» Directions for this task
Switch each "Core #2" to "Core #3" in the entries below and write them out again with nothing else changed. Leave the pictures out.

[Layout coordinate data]
——————————
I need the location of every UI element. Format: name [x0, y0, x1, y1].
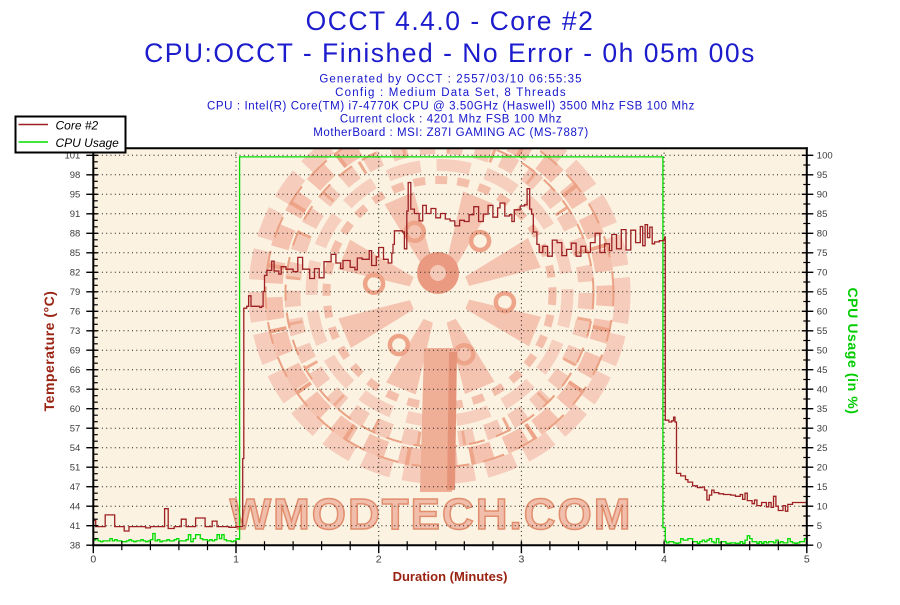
svg-text:20: 20 — [817, 463, 828, 474]
svg-text:95: 95 — [70, 190, 81, 201]
svg-text:98: 98 — [70, 170, 81, 181]
svg-text:50: 50 — [817, 346, 828, 357]
svg-text:CPU : Intel(R) Core(TM) i7-477: CPU : Intel(R) Core(TM) i7-4770K CPU @ 3… — [207, 100, 695, 112]
svg-text:5: 5 — [804, 554, 810, 566]
svg-text:80: 80 — [817, 229, 828, 240]
svg-text:51: 51 — [70, 463, 81, 474]
svg-text:Core #2: Core #2 — [56, 119, 99, 133]
svg-text:82: 82 — [70, 268, 81, 279]
svg-text:44: 44 — [70, 502, 81, 513]
svg-text:2: 2 — [376, 554, 382, 566]
svg-text:69: 69 — [70, 346, 81, 357]
svg-text:1: 1 — [233, 554, 239, 566]
svg-text:3: 3 — [518, 554, 524, 566]
svg-text:38: 38 — [70, 541, 81, 552]
svg-text:Duration (Minutes): Duration (Minutes) — [393, 569, 508, 584]
svg-text:15: 15 — [817, 482, 828, 493]
svg-text:40: 40 — [817, 385, 828, 396]
svg-text:65: 65 — [817, 287, 828, 298]
svg-text:35: 35 — [817, 404, 828, 415]
svg-text:60: 60 — [817, 307, 828, 318]
svg-text:4: 4 — [661, 554, 667, 566]
svg-text:WMODTECH.COM: WMODTECH.COM — [230, 490, 633, 539]
svg-text:30: 30 — [817, 424, 828, 435]
svg-text:CPU:OCCT - Finished - No Error: CPU:OCCT - Finished - No Error - 0h 05m … — [144, 38, 756, 68]
svg-text:79: 79 — [70, 287, 81, 298]
svg-text:10: 10 — [817, 502, 828, 513]
svg-text:Current clock : 4201 Mhz FSB 1: Current clock : 4201 Mhz FSB 100 Mhz — [340, 114, 562, 126]
svg-text:MotherBoard : MSI: Z87I GAMING: MotherBoard : MSI: Z87I GAMING AC (MS-78… — [313, 127, 588, 139]
svg-text:45: 45 — [817, 365, 828, 376]
svg-text:88: 88 — [70, 229, 81, 240]
svg-text:60: 60 — [70, 404, 81, 415]
svg-text:95: 95 — [817, 170, 828, 181]
svg-text:70: 70 — [817, 268, 828, 279]
svg-text:Temperature (°C): Temperature (°C) — [41, 291, 57, 412]
svg-text:66: 66 — [70, 365, 81, 376]
svg-text:90: 90 — [817, 190, 828, 201]
svg-text:101: 101 — [64, 151, 80, 162]
svg-text:OCCT 4.4.0 - Core #2: OCCT 4.4.0 - Core #2 — [306, 6, 595, 36]
svg-text:76: 76 — [70, 307, 81, 318]
svg-text:25: 25 — [817, 443, 828, 454]
svg-text:100: 100 — [817, 151, 833, 162]
svg-text:0: 0 — [817, 541, 822, 552]
svg-text:75: 75 — [817, 248, 828, 259]
svg-text:Generated by OCCT : 2557/03/10: Generated by OCCT : 2557/03/10 06:55:35 — [319, 74, 582, 86]
svg-text:73: 73 — [70, 326, 81, 337]
svg-text:CPU Usage (in %): CPU Usage (in %) — [845, 287, 861, 414]
svg-text:CPU Usage: CPU Usage — [56, 136, 120, 150]
svg-text:57: 57 — [70, 424, 81, 435]
svg-text:5: 5 — [817, 521, 822, 532]
svg-text:91: 91 — [70, 209, 81, 220]
svg-text:63: 63 — [70, 385, 81, 396]
svg-text:55: 55 — [817, 326, 828, 337]
svg-text:47: 47 — [70, 482, 81, 493]
svg-text:0: 0 — [90, 554, 96, 566]
svg-text:Config : Medium Data Set, 8 Th: Config : Medium Data Set, 8 Threads — [335, 87, 567, 99]
svg-text:85: 85 — [70, 248, 81, 259]
svg-text:54: 54 — [70, 443, 81, 454]
svg-text:85: 85 — [817, 209, 828, 220]
svg-text:41: 41 — [70, 521, 81, 532]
——————————
» Response to this task
I need the location of every UI element. Format: name [x0, y0, x1, y1].
svg-text:20: 20 — [817, 463, 828, 474]
svg-text:95: 95 — [70, 190, 81, 201]
svg-text:98: 98 — [70, 170, 81, 181]
svg-text:50: 50 — [817, 346, 828, 357]
svg-text:CPU : Intel(R) Core(TM) i7-477: CPU : Intel(R) Core(TM) i7-4770K CPU @ 3… — [207, 100, 695, 112]
svg-text:5: 5 — [804, 554, 810, 566]
svg-text:80: 80 — [817, 229, 828, 240]
svg-text:51: 51 — [70, 463, 81, 474]
svg-text:Core #3: Core #3 — [56, 119, 99, 133]
svg-text:82: 82 — [70, 268, 81, 279]
svg-text:44: 44 — [70, 502, 81, 513]
svg-text:2: 2 — [376, 554, 382, 566]
svg-text:69: 69 — [70, 346, 81, 357]
svg-text:1: 1 — [233, 554, 239, 566]
svg-text:3: 3 — [518, 554, 524, 566]
svg-text:38: 38 — [70, 541, 81, 552]
svg-text:Duration (Minutes): Duration (Minutes) — [393, 569, 508, 584]
svg-text:15: 15 — [817, 482, 828, 493]
svg-text:40: 40 — [817, 385, 828, 396]
svg-text:65: 65 — [817, 287, 828, 298]
svg-text:35: 35 — [817, 404, 828, 415]
svg-text:60: 60 — [817, 307, 828, 318]
svg-text:4: 4 — [661, 554, 667, 566]
svg-text:WMODTECH.COM: WMODTECH.COM — [230, 490, 633, 539]
svg-text:30: 30 — [817, 424, 828, 435]
svg-text:CPU:OCCT - Finished - No Error: CPU:OCCT - Finished - No Error - 0h 05m … — [144, 38, 756, 68]
svg-text:79: 79 — [70, 287, 81, 298]
svg-text:10: 10 — [817, 502, 828, 513]
svg-text:Current clock : 4201 Mhz FSB 1: Current clock : 4201 Mhz FSB 100 Mhz — [340, 114, 562, 126]
svg-text:MotherBoard : MSI: Z87I GAMING: MotherBoard : MSI: Z87I GAMING AC (MS-78… — [313, 127, 588, 139]
svg-text:45: 45 — [817, 365, 828, 376]
svg-text:88: 88 — [70, 229, 81, 240]
svg-text:60: 60 — [70, 404, 81, 415]
svg-text:95: 95 — [817, 170, 828, 181]
svg-text:70: 70 — [817, 268, 828, 279]
svg-text:Temperature (°C): Temperature (°C) — [41, 291, 57, 412]
svg-text:66: 66 — [70, 365, 81, 376]
svg-text:90: 90 — [817, 190, 828, 201]
svg-text:101: 101 — [64, 151, 80, 162]
svg-text:OCCT 4.4.0 - Core #3: OCCT 4.4.0 - Core #3 — [306, 6, 595, 36]
svg-text:76: 76 — [70, 307, 81, 318]
svg-text:25: 25 — [817, 443, 828, 454]
svg-text:100: 100 — [817, 151, 833, 162]
svg-text:0: 0 — [817, 541, 822, 552]
svg-text:75: 75 — [817, 248, 828, 259]
svg-text:Generated by OCCT : 2557/03/10: Generated by OCCT : 2557/03/10 06:55:35 — [319, 74, 582, 86]
svg-text:73: 73 — [70, 326, 81, 337]
svg-text:CPU Usage (in %): CPU Usage (in %) — [845, 287, 861, 414]
svg-text:CPU Usage: CPU Usage — [56, 136, 120, 150]
svg-text:57: 57 — [70, 424, 81, 435]
svg-text:5: 5 — [817, 521, 822, 532]
svg-text:91: 91 — [70, 209, 81, 220]
svg-text:63: 63 — [70, 385, 81, 396]
svg-text:55: 55 — [817, 326, 828, 337]
svg-text:47: 47 — [70, 482, 81, 493]
svg-text:0: 0 — [90, 554, 96, 566]
svg-text:Config : Medium Data Set, 8 Th: Config : Medium Data Set, 8 Threads — [335, 87, 567, 99]
svg-text:85: 85 — [70, 248, 81, 259]
svg-text:54: 54 — [70, 443, 81, 454]
svg-text:85: 85 — [817, 209, 828, 220]
svg-text:41: 41 — [70, 521, 81, 532]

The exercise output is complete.